++++ Data provided ++++

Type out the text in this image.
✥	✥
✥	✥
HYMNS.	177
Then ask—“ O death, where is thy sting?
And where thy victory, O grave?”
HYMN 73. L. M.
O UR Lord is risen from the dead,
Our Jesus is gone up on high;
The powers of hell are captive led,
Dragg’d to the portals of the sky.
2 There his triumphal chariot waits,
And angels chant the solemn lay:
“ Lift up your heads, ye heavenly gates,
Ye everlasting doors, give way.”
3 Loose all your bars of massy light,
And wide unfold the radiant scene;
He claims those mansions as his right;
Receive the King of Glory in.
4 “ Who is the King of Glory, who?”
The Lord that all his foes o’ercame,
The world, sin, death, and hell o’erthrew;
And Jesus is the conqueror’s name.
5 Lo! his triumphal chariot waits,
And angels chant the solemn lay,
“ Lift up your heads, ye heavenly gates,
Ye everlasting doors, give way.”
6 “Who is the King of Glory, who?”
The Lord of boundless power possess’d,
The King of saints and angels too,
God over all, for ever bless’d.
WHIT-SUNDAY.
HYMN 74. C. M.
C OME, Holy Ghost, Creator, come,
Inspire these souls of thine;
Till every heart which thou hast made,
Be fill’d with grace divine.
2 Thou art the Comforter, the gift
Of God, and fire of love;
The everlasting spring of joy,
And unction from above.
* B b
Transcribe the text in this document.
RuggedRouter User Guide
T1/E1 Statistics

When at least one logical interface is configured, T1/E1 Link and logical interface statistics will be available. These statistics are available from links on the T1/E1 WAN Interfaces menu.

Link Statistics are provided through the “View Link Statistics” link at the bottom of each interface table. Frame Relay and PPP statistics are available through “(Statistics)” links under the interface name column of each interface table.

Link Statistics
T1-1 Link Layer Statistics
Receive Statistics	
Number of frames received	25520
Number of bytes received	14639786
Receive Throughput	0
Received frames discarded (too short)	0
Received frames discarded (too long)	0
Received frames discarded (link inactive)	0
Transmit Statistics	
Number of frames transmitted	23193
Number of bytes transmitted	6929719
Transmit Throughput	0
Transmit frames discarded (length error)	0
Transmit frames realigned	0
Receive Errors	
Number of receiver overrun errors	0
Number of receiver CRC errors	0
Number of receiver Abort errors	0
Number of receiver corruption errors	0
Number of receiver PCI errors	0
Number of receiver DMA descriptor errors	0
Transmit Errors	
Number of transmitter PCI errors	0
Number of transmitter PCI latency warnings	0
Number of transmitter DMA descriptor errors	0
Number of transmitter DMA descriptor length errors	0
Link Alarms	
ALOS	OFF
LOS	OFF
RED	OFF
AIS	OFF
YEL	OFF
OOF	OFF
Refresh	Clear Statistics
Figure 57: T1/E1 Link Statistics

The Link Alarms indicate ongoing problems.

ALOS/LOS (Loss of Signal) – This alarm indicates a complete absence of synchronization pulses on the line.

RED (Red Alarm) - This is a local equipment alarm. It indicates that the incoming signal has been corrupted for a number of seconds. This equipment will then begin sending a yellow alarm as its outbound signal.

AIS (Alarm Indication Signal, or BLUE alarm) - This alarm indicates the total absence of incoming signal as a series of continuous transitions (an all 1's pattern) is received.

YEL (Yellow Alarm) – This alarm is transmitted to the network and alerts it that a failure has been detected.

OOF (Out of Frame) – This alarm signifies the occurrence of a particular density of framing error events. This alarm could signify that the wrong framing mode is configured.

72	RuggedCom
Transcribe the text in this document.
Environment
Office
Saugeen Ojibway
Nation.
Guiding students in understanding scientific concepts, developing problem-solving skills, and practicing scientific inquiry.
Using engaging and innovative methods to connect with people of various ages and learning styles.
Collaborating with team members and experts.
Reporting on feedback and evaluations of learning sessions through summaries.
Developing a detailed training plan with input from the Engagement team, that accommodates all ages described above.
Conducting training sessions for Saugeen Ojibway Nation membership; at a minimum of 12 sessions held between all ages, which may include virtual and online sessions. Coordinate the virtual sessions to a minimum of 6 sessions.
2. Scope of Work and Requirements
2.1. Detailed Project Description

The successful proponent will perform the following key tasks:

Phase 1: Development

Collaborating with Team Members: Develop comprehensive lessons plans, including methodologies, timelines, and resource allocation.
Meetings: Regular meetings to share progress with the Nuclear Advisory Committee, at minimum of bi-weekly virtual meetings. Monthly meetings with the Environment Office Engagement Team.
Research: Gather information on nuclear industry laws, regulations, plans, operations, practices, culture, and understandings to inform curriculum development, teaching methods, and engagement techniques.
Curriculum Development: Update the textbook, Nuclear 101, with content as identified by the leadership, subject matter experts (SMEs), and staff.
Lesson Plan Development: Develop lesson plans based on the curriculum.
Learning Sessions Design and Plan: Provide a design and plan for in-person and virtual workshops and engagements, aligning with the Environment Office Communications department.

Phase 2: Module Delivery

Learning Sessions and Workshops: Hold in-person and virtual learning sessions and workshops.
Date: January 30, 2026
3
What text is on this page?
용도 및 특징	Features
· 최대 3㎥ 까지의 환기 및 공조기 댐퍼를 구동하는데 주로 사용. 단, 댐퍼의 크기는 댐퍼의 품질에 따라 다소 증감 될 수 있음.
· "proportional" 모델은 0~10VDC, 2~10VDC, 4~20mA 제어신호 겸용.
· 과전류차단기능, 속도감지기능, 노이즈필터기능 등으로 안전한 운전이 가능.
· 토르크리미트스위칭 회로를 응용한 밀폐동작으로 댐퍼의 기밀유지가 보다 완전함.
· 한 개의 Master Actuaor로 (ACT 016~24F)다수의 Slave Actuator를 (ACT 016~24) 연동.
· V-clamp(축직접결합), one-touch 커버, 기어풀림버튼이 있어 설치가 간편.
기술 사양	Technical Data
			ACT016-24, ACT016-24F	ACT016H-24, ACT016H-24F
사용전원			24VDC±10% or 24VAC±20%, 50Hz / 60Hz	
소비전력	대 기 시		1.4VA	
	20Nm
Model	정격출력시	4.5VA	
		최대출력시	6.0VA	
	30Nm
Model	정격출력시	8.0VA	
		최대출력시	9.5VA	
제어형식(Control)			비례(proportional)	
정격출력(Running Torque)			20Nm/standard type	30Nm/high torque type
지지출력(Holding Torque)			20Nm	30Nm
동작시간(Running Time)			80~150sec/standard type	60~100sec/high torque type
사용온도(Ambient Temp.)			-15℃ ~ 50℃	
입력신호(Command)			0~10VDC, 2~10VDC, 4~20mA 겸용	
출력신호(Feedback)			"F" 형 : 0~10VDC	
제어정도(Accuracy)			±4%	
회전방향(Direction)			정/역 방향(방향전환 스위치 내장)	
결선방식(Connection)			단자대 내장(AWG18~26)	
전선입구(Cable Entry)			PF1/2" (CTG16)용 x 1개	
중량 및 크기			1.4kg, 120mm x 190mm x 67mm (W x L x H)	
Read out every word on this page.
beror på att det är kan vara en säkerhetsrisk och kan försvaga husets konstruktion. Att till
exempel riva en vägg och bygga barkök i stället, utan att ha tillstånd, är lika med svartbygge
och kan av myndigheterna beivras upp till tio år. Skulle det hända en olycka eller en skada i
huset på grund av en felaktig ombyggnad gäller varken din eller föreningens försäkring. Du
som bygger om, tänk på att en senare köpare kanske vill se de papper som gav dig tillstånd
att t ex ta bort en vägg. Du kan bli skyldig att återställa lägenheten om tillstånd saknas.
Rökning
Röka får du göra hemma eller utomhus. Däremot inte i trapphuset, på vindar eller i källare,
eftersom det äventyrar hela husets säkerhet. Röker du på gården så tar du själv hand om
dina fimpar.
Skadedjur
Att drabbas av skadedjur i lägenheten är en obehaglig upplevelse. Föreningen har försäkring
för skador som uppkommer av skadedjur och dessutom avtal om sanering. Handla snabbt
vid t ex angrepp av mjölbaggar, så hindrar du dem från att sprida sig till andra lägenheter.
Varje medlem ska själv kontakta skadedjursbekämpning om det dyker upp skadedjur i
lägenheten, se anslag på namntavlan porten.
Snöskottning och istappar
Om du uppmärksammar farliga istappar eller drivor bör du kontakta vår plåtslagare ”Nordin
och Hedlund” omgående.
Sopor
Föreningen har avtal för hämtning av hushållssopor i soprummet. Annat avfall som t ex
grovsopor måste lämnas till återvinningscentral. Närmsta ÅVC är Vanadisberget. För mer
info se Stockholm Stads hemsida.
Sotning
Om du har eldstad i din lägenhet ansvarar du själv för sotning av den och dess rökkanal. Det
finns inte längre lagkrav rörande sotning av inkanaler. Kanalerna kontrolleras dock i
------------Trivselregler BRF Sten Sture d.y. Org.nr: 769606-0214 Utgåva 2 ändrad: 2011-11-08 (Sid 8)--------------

++++

**What is required:** Wherever the word "hell" occurs in a line of the listing, copy that line.

**Answer to the problem:**
The powers of hell are captive led,
The world, sin, death, and hell o’erthrew;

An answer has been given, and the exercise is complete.